▶ _Task requirements_
Search the material for the string "dwóch" and copy each line where it occurs.

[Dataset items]
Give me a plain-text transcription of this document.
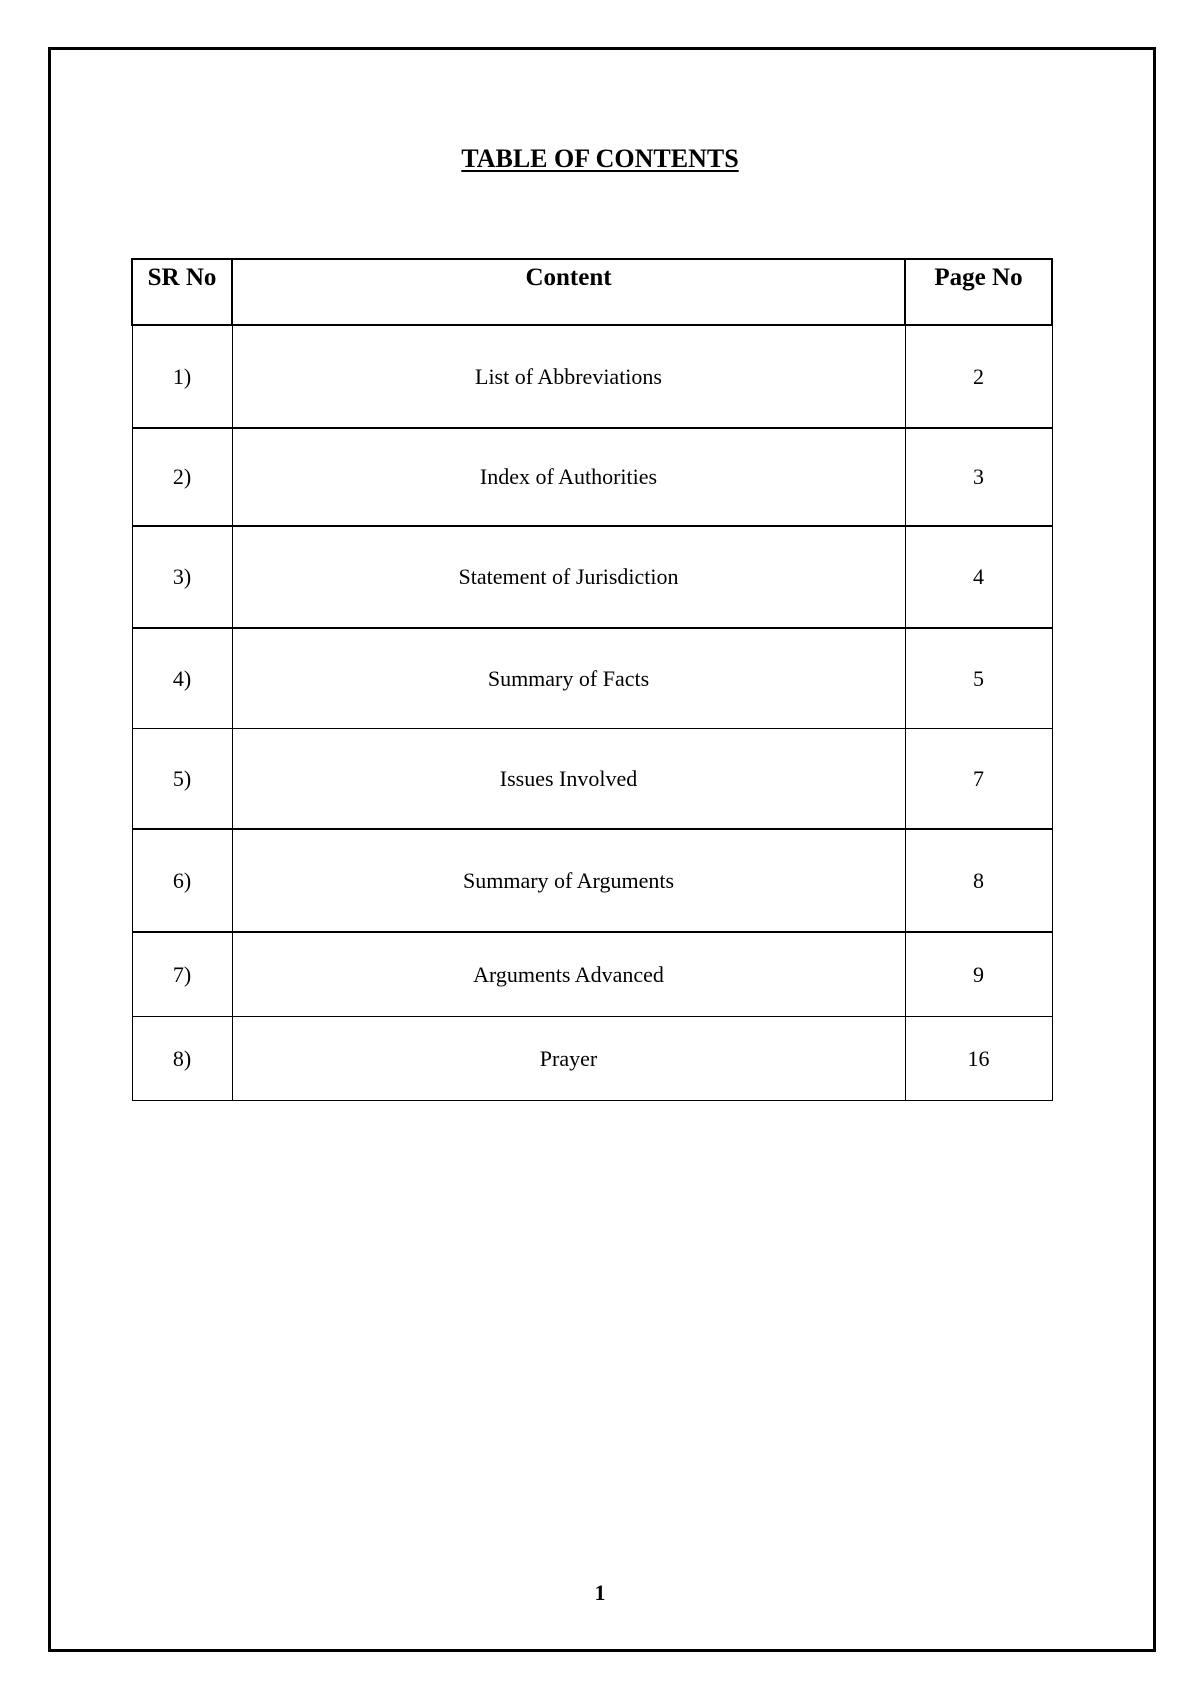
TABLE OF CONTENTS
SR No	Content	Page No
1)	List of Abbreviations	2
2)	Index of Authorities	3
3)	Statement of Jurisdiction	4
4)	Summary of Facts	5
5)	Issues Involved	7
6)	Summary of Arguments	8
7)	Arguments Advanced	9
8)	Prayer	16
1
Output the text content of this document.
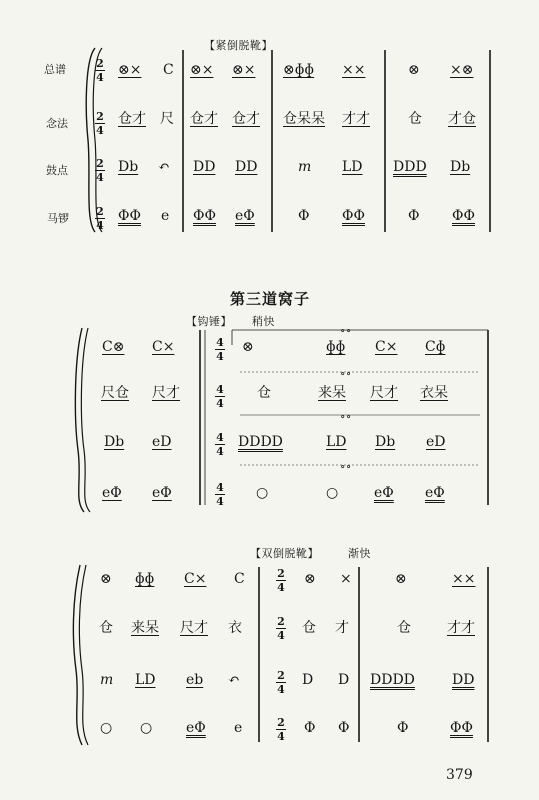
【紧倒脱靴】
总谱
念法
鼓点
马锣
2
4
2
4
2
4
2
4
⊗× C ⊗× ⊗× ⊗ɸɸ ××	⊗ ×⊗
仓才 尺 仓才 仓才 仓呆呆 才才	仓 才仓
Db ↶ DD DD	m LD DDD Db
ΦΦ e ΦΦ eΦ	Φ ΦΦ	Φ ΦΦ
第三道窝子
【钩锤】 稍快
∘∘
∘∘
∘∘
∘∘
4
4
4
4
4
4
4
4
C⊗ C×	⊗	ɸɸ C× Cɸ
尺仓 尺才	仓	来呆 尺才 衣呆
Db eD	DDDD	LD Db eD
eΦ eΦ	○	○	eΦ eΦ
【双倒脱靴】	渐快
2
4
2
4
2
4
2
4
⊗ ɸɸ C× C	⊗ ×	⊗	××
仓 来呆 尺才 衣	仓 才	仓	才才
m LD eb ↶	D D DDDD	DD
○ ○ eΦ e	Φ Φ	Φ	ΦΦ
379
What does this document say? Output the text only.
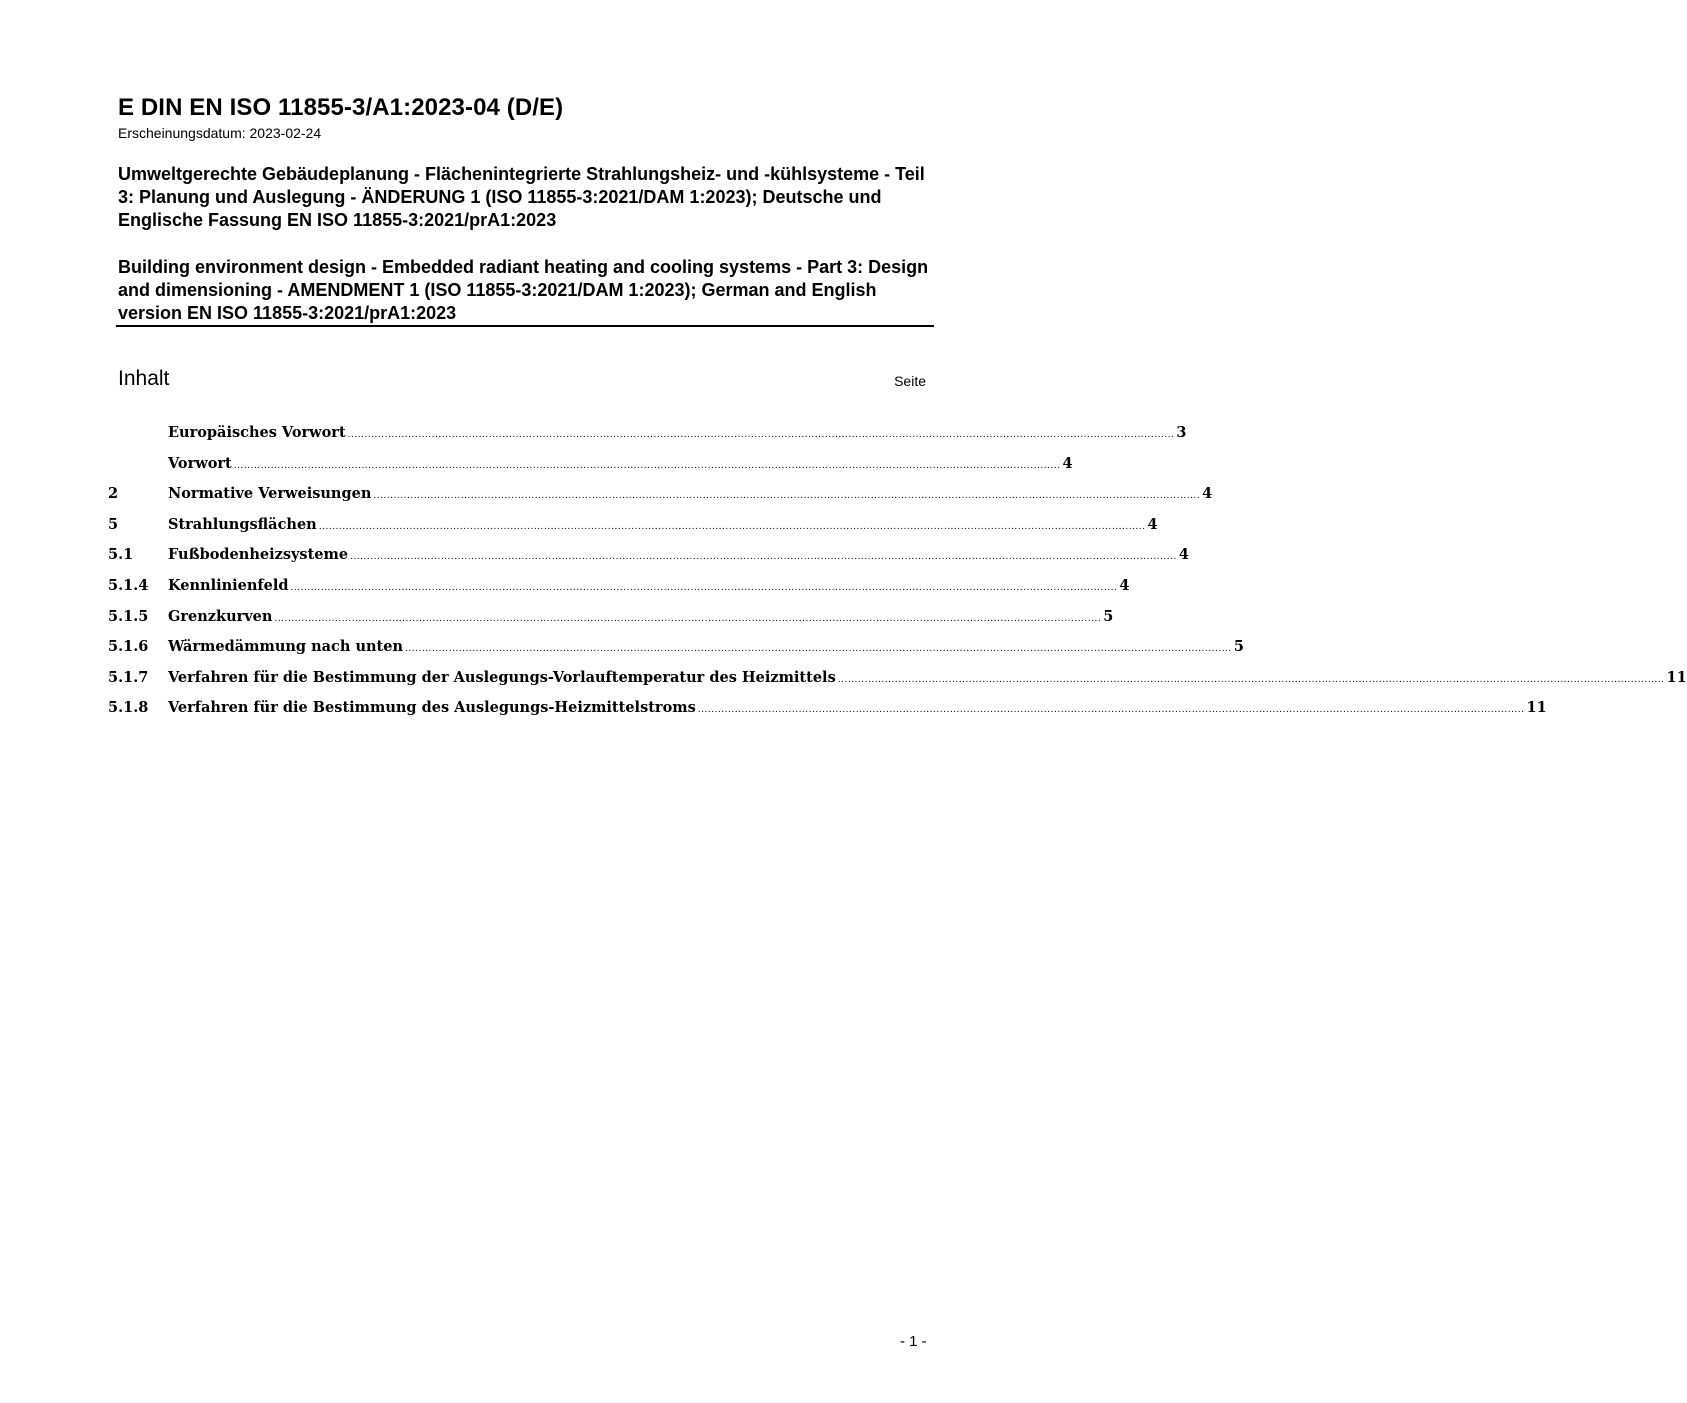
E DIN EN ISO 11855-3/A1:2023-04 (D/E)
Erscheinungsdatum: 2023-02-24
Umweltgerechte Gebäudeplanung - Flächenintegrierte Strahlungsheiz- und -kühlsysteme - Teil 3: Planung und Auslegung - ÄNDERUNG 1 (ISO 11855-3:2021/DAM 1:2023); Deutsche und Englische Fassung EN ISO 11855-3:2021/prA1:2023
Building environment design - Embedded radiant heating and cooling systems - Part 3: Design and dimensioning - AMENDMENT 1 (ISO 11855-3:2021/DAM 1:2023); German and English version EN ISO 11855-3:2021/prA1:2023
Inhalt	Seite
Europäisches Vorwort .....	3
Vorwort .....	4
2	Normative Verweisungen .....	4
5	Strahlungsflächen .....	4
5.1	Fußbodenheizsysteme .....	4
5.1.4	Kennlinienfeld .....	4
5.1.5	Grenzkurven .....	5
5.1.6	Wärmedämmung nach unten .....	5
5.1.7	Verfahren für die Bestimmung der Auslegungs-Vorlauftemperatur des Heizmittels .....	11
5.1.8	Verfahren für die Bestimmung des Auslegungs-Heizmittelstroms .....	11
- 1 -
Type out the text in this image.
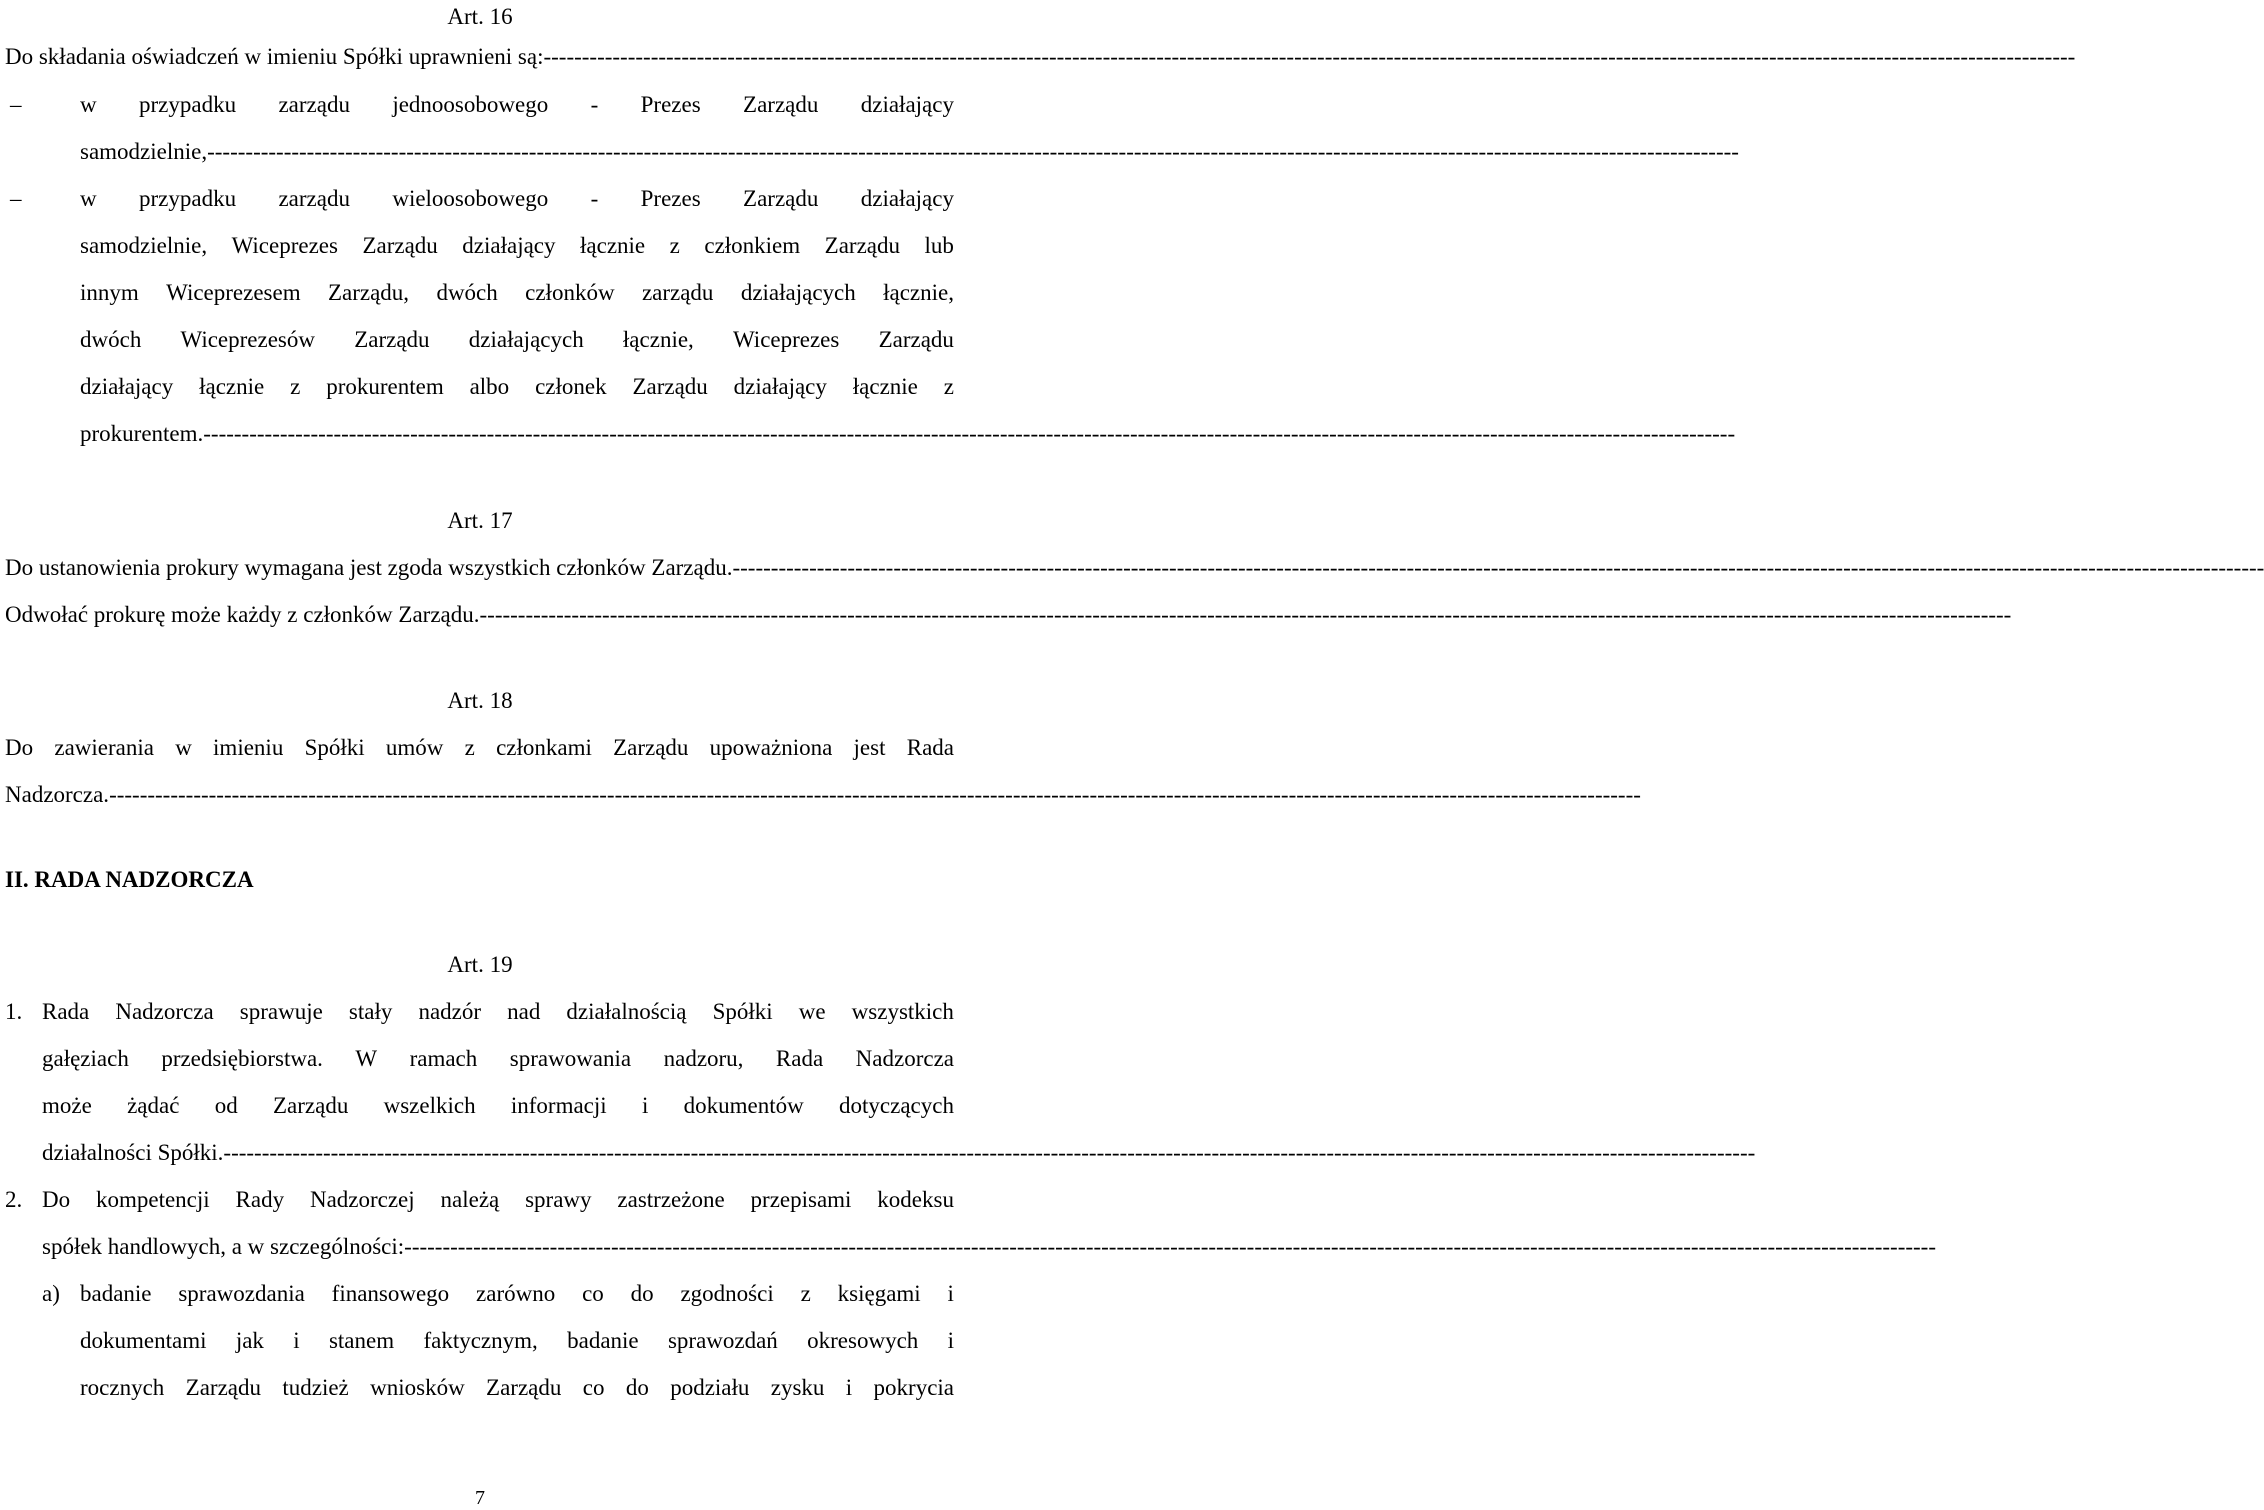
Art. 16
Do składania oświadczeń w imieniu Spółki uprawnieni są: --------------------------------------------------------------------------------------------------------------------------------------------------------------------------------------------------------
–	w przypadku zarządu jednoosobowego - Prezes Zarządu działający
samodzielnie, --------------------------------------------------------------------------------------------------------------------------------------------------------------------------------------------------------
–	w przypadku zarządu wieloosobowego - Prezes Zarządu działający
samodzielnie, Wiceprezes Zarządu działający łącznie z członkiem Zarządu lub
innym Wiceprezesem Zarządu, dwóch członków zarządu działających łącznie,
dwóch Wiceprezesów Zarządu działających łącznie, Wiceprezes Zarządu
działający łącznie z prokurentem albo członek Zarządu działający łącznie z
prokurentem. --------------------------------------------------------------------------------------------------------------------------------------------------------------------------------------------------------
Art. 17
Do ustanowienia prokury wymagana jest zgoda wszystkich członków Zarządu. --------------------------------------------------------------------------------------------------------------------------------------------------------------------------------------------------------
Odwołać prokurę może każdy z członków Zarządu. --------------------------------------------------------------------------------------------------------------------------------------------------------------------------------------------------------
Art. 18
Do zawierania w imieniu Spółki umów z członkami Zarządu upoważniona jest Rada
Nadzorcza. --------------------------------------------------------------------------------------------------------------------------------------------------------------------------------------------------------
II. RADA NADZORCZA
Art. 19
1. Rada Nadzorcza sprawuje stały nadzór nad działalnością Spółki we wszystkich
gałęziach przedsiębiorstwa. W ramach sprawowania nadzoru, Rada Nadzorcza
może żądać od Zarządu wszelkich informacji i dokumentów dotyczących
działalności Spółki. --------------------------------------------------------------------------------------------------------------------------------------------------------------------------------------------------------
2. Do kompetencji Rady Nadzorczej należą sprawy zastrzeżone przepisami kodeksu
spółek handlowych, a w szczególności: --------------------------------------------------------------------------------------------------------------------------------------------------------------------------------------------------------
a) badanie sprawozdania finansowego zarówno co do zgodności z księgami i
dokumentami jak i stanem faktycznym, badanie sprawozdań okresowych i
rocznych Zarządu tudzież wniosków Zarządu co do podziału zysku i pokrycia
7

▶ _Response to this task_
innym Wiceprezesem Zarządu, dwóch członków zarządu działających łącznie,
dwóch Wiceprezesów Zarządu działających łącznie, Wiceprezes Zarządu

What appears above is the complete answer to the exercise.